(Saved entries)

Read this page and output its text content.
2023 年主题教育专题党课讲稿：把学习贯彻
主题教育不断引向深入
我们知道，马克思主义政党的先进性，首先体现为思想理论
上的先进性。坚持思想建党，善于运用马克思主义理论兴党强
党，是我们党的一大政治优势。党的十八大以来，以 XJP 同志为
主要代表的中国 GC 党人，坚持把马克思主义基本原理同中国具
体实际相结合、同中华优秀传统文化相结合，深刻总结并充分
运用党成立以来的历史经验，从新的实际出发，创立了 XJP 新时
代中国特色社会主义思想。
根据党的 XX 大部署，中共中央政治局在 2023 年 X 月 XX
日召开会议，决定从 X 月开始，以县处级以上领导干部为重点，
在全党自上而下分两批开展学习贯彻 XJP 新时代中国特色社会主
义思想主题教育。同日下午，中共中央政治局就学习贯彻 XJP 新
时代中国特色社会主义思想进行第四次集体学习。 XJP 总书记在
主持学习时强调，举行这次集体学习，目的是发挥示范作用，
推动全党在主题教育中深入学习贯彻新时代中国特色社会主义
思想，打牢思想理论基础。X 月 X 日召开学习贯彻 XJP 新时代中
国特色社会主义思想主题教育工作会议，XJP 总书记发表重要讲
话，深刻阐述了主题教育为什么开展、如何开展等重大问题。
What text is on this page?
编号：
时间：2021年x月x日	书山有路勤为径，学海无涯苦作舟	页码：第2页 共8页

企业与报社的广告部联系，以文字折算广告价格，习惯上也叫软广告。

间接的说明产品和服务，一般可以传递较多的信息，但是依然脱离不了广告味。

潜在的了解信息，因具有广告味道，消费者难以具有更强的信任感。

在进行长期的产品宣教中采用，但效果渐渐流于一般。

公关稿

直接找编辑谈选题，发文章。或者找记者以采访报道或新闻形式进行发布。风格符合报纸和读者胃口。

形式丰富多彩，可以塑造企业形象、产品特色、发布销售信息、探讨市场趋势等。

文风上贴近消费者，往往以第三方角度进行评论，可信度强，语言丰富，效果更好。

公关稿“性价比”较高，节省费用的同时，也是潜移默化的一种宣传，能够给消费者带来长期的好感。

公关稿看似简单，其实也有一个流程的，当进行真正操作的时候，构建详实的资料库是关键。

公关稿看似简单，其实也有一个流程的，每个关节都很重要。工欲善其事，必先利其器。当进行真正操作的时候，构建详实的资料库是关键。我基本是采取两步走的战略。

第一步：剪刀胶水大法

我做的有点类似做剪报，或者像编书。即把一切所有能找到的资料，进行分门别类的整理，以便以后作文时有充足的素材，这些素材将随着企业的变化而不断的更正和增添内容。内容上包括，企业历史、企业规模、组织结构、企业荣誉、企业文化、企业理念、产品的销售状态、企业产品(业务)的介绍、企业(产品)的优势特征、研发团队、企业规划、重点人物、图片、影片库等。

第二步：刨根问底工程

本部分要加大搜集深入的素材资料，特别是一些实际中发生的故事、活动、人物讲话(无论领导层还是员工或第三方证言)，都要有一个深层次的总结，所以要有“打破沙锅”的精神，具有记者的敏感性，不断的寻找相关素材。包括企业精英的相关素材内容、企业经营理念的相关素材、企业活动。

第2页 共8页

Challenge
Search the entries for "当进行真正操作的时候" and copy out each line that has it.

Response to the exercise
公关稿看似简单，其实也有一个流程的，当进行真正操作的时候，构建详实的资料库是关键。
公关稿看似简单，其实也有一个流程的，每个关节都很重要。工欲善其事，必先利其器。当进行真正操作的时候，构建详实的资料库是关键。我基本是采取两步走的战略。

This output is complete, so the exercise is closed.